--- DATASET RECORDS ---

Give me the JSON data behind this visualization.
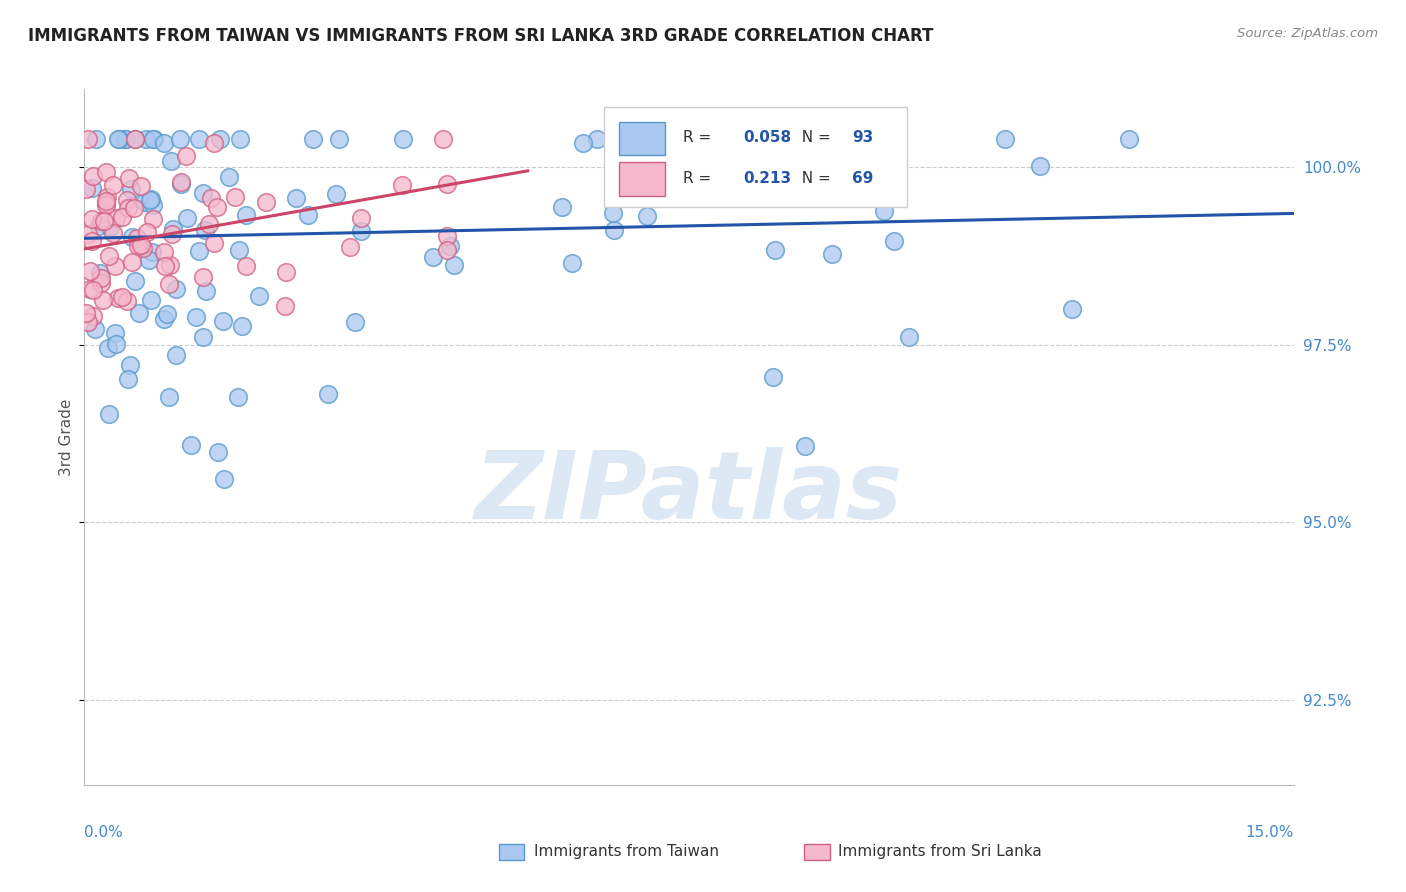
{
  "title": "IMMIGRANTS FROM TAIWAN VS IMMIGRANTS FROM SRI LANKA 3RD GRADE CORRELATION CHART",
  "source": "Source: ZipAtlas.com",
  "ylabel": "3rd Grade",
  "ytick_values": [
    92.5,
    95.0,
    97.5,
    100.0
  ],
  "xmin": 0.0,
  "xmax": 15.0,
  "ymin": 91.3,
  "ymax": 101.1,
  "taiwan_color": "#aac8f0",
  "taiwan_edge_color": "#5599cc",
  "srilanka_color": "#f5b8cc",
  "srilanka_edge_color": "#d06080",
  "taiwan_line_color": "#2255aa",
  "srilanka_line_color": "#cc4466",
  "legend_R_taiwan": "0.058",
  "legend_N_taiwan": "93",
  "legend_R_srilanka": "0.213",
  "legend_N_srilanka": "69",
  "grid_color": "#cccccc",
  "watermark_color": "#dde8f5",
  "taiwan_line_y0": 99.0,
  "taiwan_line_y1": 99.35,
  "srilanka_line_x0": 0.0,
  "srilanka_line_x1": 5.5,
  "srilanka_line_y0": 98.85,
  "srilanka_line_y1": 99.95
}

---

> **SHORT PROBLEM**
Omit all pictures while transcribing the entries verbatim.

> **RESPONSE BELOW**
Give me the JSON data behind this visualization.
{
  "title": "IMMIGRANTS FROM TAIWAN VS IMMIGRANTS FROM SRI LANKA 3RD GRADE CORRELATION CHART",
  "source": "Source: ZipAtlas.com",
  "ylabel": "3rd Grade",
  "ytick_values": [
    92.5,
    95.0,
    97.5,
    100.0
  ],
  "xmin": 0.0,
  "xmax": 15.0,
  "ymin": 91.3,
  "ymax": 101.1,
  "taiwan_color": "#aac8f0",
  "taiwan_edge_color": "#5599cc",
  "srilanka_color": "#f5b8cc",
  "srilanka_edge_color": "#d06080",
  "taiwan_line_color": "#2255aa",
  "srilanka_line_color": "#cc4466",
  "legend_R_taiwan": "0.058",
  "legend_N_taiwan": "93",
  "legend_R_srilanka": "0.213",
  "legend_N_srilanka": "69",
  "grid_color": "#cccccc",
  "watermark_color": "#dde8f5",
  "taiwan_line_y0": 99.0,
  "taiwan_line_y1": 99.35,
  "srilanka_line_x0": 0.0,
  "srilanka_line_x1": 5.5,
  "srilanka_line_y0": 98.85,
  "srilanka_line_y1": 99.95
}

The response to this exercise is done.